Items from a data source:
══════════
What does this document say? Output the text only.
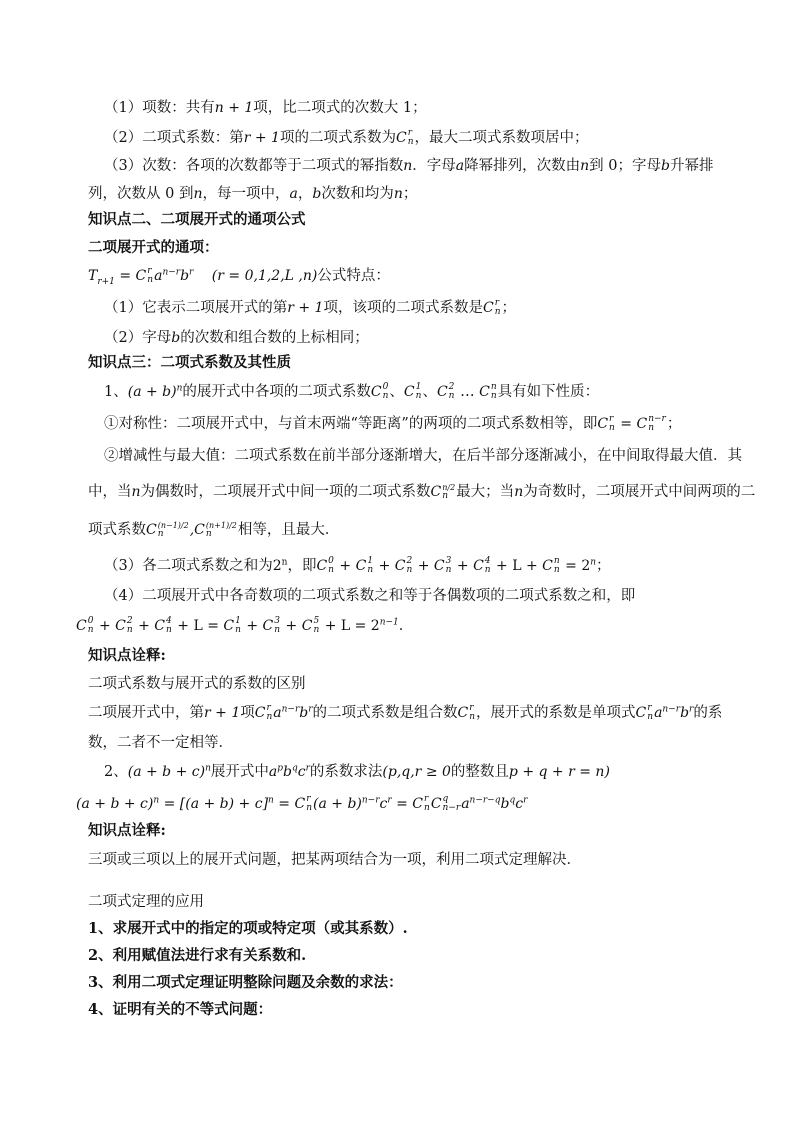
（1）项数：共有n + 1项，比二项式的次数大 1；
（2）二项式系数：第r + 1项的二项式系数为C r
n ，最大二项式系数项居中；
（3）次数：各项的次数都等于二项式的幂指数n．字母a降幂排列，次数由n到 0；字母b升幂排
列，次数从 0 到n，每一项中，a，b次数和均为n；
知识点二、二项展开式的通项公式
二项展开式的通项：
$T_{r+1} = C$ r
n $a^{n-r}b^r$ (r = 0,1,2,L ,n)公式特点：
（1）它表示二项展开式的第r + 1项，该项的二项式系数是C r
n ；
（2）字母b的次数和组合数的上标相同；
知识点三：二项式系数及其性质
1、$(a + b)^n$的展开式中各项的二项式系数C 0
n 、C 1
n 、C 2
n … C n
n 具有如下性质：
①对称性：二项展开式中，与首末两端“等距离”的两项的二项式系数相等，即C r
n = C n−r
n ；
②增减性与最大值：二项式系数在前半部分逐渐增大，在后半部分逐渐减小，在中间取得最大值．其
中，当n为偶数时，二项展开式中间一项的二项式系数C n/2
n 最大；当n为奇数时，二项展开式中间两项的二
项式系数C (n−1)/2
n	,C (n+1)/2
n	相等，且最大．
（3）各二项式系数之和为2$^n$，即C 0
n + C 1
n + C 2
n + C 3
n + C 4
n + L + C n
$n = 2^n$；
（4）二项展开式中各奇数项的二项式系数之和等于各偶数项的二项式系数之和，即
C 0
n + C 2
n + C 4
n + L = C 1
n + C 3
n + C 5
$n + L = 2^{n-1}$．
知识点诠释:
二项式系数与展开式的系数的区别
二项展开式中，第r + 1项C r
n $a^{n-r}b^r$的二项式系数是组合数C r
n ，展开式的系数是单项式C r
n $a^{n-r}b^r$的系
数，二者不一定相等．
2、$(a + b + c)^n$展开式中$a^pb^qc^r$的系数求法(p,q,r ≥ 0的整数且p + q + r = n)
$(a + b + c)^n = [(a + b) + c]^n = C$ r
n $(a + b)^{n-r}c^r = C$ r
n C q
n−r $a^{n-r-q}b^qc^r$
知识点诠释:
三项或三项以上的展开式问题，把某两项结合为一项，利用二项式定理解决．
二项式定理的应用
1、求展开式中的指定的项或特定项（或其系数）.
2、利用赋值法进行求有关系数和.
3、利用二项式定理证明整除问题及余数的求法：
4、证明有关的不等式问题：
══════════
To be done: Restate the data above exactly, stripping out each image.

Output:
What does this document say? Output the text only.
（1）项数：共有n + 1项，比二项式的次数大 1；
（2）二项式系数：第r + 1项的二项式系数为C r
n ，最大二项式系数项居中；
（3）次数：各项的次数都等于二项式的幂指数n．字母a降幂排列，次数由n到 0；字母b升幂排
列，次数从 0 到n，每一项中，a，b次数和均为n；
知识点二、二项展开式的通项公式
二项展开式的通项：
$T_{r+1} = C$ r
n $a^{n-r}b^r$ (r = 0,1,2,L ,n)公式特点：
（1）它表示二项展开式的第r + 1项，该项的二项式系数是C r
n ；
（2）字母b的次数和组合数的上标相同；
知识点三：二项式系数及其性质
1、$(a + b)^n$的展开式中各项的二项式系数C 0
n 、C 1
n 、C 2
n … C n
n 具有如下性质：
①对称性：二项展开式中，与首末两端“等距离”的两项的二项式系数相等，即C r
n = C n−r
n ；
②增减性与最大值：二项式系数在前半部分逐渐增大，在后半部分逐渐减小，在中间取得最大值．其
中，当n为偶数时，二项展开式中间一项的二项式系数C n/2
n 最大；当n为奇数时，二项展开式中间两项的二
项式系数C (n−1)/2
n	,C (n+1)/2
n	相等，且最大．
（3）各二项式系数之和为2$^n$，即C 0
n + C 1
n + C 2
n + C 3
n + C 4
n + L + C n
$n = 2^n$；
（4）二项展开式中各奇数项的二项式系数之和等于各偶数项的二项式系数之和，即
C 0
n + C 2
n + C 4
n + L = C 1
n + C 3
n + C 5
$n + L = 2^{n-1}$．
知识点诠释:
二项式系数与展开式的系数的区别
二项展开式中，第r + 1项C r
n $a^{n-r}b^r$的二项式系数是组合数C r
n ，展开式的系数是单项式C r
n $a^{n-r}b^r$的系
数，二者不一定相等．
2、$(a + b + c)^n$展开式中$a^pb^qc^r$的系数求法(p,q,r ≥ 0的整数且p + q + r = n)
$(a + b + c)^n = [(a + b) + c]^n = C$ r
n $(a + b)^{n-r}c^r = C$ r
n C q
n−r $a^{n-r-q}b^qc^r$
知识点诠释:
三项或三项以上的展开式问题，把某两项结合为一项，利用二项式定理解决．
二项式定理的应用
1、求展开式中的指定的项或特定项（或其系数）.
2、利用赋值法进行求有关系数和.
3、利用二项式定理证明整除问题及余数的求法：
4、证明有关的不等式问题：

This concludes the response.